Activity 1:
Could you copy the part of the article on the Assyrian marriage tablet that begins at the words "The tablet was" and stops after the words "into the artifact."?
Activity 2:
Which geographic place names appear in the article on the 4000-year-old Assyrian tablet? List each one once.
Activity 3:
Can you write the next part of the article on the Assyrian marriage tablet, starting after its last sentence?

Source document:
::::::

Categories: History

4000-Year-Old Assyrian Tablet Is an Ancient Prenup and Marriage Contract

It mentions infertility surrogate mothers.

A 4000-year-old Assyrian baked clay tablet is giving us a glimpse into ancient marriages and the earliest mentions of infertility and surrogate parenting. Teams of archaeologists from Turkey have been studying the engravings on the tablet and believe it is an actual prenuptial and marriage contract.

The tablet was discovered at the UNESCO World Heritage site of Kültepe-Kanesh in Turkey’s central Kayseri province. It features small illustrations and texts written in cuneiform script, which is an early writing system first developed by the ancient Sumerians of Mesopotamia.

New research published in the medical journal Gynecological Endocrinology gives more insights into the artifact.

According to the study entitled “Infertility and surrogacy first mentioned on a 4000-year-old Assyrian clay tablet of marriage contract in Turkey,” the text in the tablet describes the marriage of a man and woman known as Laqipum and Hatala. As part of their agreement, the text says the husband could employ the help of a surrogate mother should the couple fail to conceive a baby two years into their marriage.

::::::

Entries supplied:
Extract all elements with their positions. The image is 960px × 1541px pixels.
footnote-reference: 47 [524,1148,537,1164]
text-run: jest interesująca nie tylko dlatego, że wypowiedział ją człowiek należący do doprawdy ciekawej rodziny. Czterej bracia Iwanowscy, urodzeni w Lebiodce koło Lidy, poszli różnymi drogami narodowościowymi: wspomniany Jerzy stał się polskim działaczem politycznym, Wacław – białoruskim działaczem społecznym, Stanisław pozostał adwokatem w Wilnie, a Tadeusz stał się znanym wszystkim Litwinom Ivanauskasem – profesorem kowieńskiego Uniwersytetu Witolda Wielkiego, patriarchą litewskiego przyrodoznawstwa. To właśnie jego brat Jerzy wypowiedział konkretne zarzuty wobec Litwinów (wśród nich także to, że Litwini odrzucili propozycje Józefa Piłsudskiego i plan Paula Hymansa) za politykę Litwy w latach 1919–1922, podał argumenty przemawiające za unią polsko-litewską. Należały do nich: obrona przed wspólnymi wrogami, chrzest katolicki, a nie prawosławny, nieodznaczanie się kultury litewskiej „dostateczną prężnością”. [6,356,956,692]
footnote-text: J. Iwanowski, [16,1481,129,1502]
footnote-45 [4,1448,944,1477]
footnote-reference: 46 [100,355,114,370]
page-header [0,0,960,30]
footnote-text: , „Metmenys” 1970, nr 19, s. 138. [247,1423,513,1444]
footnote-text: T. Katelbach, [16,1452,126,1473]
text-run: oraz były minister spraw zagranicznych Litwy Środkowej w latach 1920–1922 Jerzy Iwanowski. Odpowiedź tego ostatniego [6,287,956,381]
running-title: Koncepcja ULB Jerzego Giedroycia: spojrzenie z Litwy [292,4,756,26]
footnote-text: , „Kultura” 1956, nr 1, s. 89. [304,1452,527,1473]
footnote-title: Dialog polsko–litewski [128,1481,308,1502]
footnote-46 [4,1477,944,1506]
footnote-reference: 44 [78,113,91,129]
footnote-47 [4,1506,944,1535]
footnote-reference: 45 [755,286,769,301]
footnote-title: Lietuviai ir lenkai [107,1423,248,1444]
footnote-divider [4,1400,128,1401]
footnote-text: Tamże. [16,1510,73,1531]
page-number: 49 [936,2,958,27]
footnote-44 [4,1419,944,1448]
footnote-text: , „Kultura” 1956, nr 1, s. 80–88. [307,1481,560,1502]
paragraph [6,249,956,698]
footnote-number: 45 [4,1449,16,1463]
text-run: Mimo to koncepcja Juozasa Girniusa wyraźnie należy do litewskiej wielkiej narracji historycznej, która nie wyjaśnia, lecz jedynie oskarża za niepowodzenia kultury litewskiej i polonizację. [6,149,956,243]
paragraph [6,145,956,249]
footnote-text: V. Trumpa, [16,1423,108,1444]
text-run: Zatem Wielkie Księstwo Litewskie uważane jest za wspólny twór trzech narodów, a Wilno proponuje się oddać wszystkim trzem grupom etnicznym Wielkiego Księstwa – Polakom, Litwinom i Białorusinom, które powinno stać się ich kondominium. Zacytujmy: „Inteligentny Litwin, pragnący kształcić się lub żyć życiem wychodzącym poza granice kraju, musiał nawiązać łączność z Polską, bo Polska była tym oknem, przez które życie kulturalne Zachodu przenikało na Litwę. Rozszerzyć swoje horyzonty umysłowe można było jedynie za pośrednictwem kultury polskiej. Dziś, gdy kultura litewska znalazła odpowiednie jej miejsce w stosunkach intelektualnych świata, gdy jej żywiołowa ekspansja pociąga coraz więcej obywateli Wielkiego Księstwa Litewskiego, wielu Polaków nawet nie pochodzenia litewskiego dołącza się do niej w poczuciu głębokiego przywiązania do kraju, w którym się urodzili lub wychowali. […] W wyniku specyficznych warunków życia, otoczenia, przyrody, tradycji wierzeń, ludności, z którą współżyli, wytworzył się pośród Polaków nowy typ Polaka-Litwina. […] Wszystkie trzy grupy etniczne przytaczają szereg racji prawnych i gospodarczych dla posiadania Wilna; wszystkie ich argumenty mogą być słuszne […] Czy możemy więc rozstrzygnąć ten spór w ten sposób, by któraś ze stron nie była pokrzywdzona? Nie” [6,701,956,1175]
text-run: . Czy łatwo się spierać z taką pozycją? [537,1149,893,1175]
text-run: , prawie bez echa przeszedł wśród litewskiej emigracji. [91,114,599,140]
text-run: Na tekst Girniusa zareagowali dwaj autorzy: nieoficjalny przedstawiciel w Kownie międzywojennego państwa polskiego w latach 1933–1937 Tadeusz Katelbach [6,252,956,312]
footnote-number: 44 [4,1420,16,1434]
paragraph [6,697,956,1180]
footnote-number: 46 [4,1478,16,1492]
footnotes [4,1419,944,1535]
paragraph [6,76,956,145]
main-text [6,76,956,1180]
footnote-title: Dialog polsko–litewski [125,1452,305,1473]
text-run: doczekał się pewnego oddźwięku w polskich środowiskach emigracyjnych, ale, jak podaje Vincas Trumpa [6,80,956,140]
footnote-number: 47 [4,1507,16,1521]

::::::

Result 1:
The tablet was discovered at the UNESCO World Heritage site of Kültepe-Kanesh in Turkey’s central Kayseri province. It features small illustrations and texts written in cuneiform script, which is an early writing system first developed by the ancient Sumerians of Mesopotamia.

New research published in the medical journal Gynecological Endocrinology gives more insights into the artifact.

Result 2:
- Turkey
- Kültepe-Kanesh
- Kayseri
- Mesopotamia

Result 3:
Professor Ahmet Berkız Turp from Harran University’s Gynecology and Obstetrics Department told the Daily Sabah:

“The female slave would be freed after giving birth to the first male baby and ensuring that the family is not left without a child.”

Monogamy was the normal practice then, and surrogacy was believed to help maintain marriages even amidst infertility issues.

Source: Pixabay

Infertility was also not an acceptable grounds for divorce in ancient Assyria. According to the study, the rest of the script reads:

“Should Laqipum choose to divorce her, he must pay [her] five minas of silver – and should Hatala choose to divorce him, she must pay (him) five minas of silver. Witnesses: Masa, Ashurishtikal, Talia, Shupianika.”

The tablet is on display at the Istanbul Archaeology Museum. Since explorations and excavations started in 1948 at the site in Kültepe-Kanesh, almost 25,000 other cuneiform tablets and texts have been discovered alongside this particular tablet.